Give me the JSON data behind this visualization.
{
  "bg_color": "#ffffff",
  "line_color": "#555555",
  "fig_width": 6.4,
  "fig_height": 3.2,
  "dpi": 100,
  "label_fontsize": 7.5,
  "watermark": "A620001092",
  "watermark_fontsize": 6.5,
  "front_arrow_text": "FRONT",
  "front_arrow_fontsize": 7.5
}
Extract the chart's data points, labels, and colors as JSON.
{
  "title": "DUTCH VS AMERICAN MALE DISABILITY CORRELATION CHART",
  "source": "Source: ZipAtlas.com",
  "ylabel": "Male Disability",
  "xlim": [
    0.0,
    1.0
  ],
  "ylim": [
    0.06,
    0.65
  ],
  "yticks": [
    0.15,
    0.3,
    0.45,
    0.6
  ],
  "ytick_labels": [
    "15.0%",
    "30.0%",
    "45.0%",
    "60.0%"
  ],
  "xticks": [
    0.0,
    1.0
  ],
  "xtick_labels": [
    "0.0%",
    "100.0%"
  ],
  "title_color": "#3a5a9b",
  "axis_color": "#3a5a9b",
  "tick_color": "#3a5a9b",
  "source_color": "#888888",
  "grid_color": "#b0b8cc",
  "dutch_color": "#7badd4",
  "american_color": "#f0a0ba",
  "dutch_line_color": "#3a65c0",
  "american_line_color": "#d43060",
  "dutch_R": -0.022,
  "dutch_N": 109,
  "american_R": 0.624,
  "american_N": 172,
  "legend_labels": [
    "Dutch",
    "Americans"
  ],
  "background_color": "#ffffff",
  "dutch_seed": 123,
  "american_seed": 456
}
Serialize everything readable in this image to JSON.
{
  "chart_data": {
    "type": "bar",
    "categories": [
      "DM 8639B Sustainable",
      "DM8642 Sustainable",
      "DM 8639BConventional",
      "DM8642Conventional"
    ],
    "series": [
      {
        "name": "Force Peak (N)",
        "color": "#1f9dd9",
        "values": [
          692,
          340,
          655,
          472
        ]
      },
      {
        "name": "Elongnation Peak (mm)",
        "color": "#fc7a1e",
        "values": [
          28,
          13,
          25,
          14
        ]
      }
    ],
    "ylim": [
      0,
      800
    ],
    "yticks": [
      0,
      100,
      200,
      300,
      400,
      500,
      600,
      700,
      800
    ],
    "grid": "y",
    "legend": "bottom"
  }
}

# The problem
Return the full listing, character for character.

# Task solution
Give me the JSON data behind this visualization.
{
  "bg_color": "#ffffff",
  "line_color": "#555555",
  "fig_width": 6.4,
  "fig_height": 3.2,
  "dpi": 100,
  "label_fontsize": 7.5,
  "watermark": "A620001092",
  "watermark_fontsize": 6.5,
  "front_arrow_text": "FRONT",
  "front_arrow_fontsize": 7.5
}
Extract the chart's data points, labels, and colors as JSON.
{
  "title": "DUTCH VS AMERICAN MALE DISABILITY CORRELATION CHART",
  "source": "Source: ZipAtlas.com",
  "ylabel": "Male Disability",
  "xlim": [
    0.0,
    1.0
  ],
  "ylim": [
    0.06,
    0.65
  ],
  "yticks": [
    0.15,
    0.3,
    0.45,
    0.6
  ],
  "ytick_labels": [
    "15.0%",
    "30.0%",
    "45.0%",
    "60.0%"
  ],
  "xticks": [
    0.0,
    1.0
  ],
  "xtick_labels": [
    "0.0%",
    "100.0%"
  ],
  "title_color": "#3a5a9b",
  "axis_color": "#3a5a9b",
  "tick_color": "#3a5a9b",
  "source_color": "#888888",
  "grid_color": "#b0b8cc",
  "dutch_color": "#7badd4",
  "american_color": "#f0a0ba",
  "dutch_line_color": "#3a65c0",
  "american_line_color": "#d43060",
  "dutch_R": -0.022,
  "dutch_N": 109,
  "american_R": 0.624,
  "american_N": 172,
  "legend_labels": [
    "Dutch",
    "Americans"
  ],
  "background_color": "#ffffff",
  "dutch_seed": 123,
  "american_seed": 456
}
Serialize everything readable in this image to JSON.
{
  "chart_data": {
    "type": "bar",
    "categories": [
      "DM 8639B Sustainable",
      "DM8642 Sustainable",
      "DM 8639BConventional",
      "DM8642Conventional"
    ],
    "series": [
      {
        "name": "Force Peak (N)",
        "color": "#1f9dd9",
        "values": [
          692,
          340,
          655,
          472
        ]
      },
      {
        "name": "Elongnation Peak (mm)",
        "color": "#fc7a1e",
        "values": [
          28,
          13,
          25,
          14
        ]
      }
    ],
    "ylim": [
      0,
      800
    ],
    "yticks": [
      0,
      100,
      200,
      300,
      400,
      500,
      600,
      700,
      800
    ],
    "grid": "y",
    "legend": "bottom"
  }
}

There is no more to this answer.